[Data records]
__________

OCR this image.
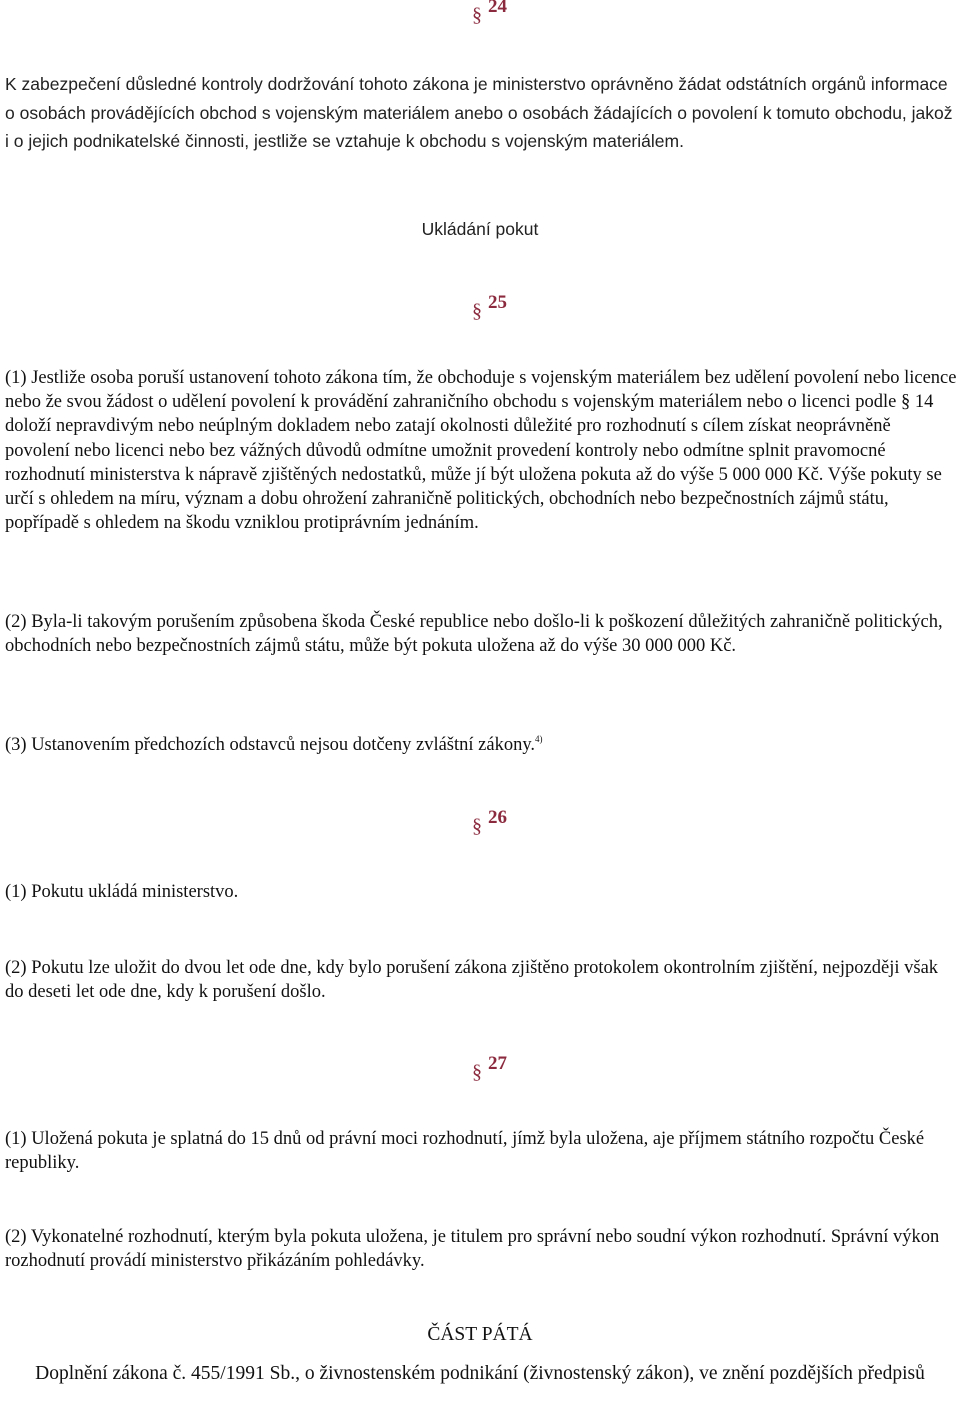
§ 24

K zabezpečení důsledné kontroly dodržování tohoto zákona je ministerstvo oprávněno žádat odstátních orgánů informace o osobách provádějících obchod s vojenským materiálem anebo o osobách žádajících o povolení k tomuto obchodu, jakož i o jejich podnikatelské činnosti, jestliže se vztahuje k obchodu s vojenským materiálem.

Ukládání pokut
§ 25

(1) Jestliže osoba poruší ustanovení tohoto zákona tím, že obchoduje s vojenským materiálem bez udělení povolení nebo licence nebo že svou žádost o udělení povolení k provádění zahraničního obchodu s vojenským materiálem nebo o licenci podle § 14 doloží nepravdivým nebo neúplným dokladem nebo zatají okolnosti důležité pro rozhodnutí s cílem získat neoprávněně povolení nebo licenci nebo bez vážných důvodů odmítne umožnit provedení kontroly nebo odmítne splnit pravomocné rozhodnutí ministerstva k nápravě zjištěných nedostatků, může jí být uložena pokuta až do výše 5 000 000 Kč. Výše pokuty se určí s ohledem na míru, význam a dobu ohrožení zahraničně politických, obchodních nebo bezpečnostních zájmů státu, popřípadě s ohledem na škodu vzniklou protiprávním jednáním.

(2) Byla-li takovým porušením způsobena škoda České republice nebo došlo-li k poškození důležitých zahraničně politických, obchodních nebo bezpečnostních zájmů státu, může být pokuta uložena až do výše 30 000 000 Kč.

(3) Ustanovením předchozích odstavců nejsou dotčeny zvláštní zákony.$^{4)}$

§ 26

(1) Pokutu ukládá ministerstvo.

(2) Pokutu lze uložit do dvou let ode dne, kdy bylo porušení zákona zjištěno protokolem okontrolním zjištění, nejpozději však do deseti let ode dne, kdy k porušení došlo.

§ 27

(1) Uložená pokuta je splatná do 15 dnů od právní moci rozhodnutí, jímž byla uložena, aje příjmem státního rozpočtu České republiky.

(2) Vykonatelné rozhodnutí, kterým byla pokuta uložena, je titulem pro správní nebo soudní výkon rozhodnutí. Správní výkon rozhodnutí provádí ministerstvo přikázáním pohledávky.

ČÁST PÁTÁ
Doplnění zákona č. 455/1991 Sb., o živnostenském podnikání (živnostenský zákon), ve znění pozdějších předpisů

__________

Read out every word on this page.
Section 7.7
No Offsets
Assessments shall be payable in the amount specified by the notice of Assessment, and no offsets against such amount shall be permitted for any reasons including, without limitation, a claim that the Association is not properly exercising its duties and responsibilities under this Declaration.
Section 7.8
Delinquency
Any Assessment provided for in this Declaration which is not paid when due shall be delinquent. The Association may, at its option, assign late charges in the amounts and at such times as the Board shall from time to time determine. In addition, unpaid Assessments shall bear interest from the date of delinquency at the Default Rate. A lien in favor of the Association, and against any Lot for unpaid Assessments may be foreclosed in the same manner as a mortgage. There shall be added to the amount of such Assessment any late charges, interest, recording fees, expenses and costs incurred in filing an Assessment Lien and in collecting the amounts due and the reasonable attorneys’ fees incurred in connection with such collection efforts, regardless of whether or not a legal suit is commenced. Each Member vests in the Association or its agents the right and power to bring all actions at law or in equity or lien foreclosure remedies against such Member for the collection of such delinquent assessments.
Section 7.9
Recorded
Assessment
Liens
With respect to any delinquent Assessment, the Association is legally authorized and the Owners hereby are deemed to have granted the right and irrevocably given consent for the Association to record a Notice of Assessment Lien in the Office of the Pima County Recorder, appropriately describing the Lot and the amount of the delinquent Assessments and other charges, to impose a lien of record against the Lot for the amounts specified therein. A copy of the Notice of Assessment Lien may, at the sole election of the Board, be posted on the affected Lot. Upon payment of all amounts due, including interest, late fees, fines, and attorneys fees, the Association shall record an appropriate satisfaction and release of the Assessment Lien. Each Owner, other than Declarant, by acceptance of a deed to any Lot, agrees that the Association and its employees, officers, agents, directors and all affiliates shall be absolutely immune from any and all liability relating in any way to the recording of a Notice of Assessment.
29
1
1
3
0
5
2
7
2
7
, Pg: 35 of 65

__________

Short task
Pick out, from the lines above, every one that contains the string "Pokutu".

Result
(1) Pokutu ukládá ministerstvo.
(2) Pokutu lze uložit do dvou let ode dne, kdy bylo porušení zákona zjištěno protokolem okontrolním zjištění, nejpozději však do deseti let ode dne, kdy k porušení došlo.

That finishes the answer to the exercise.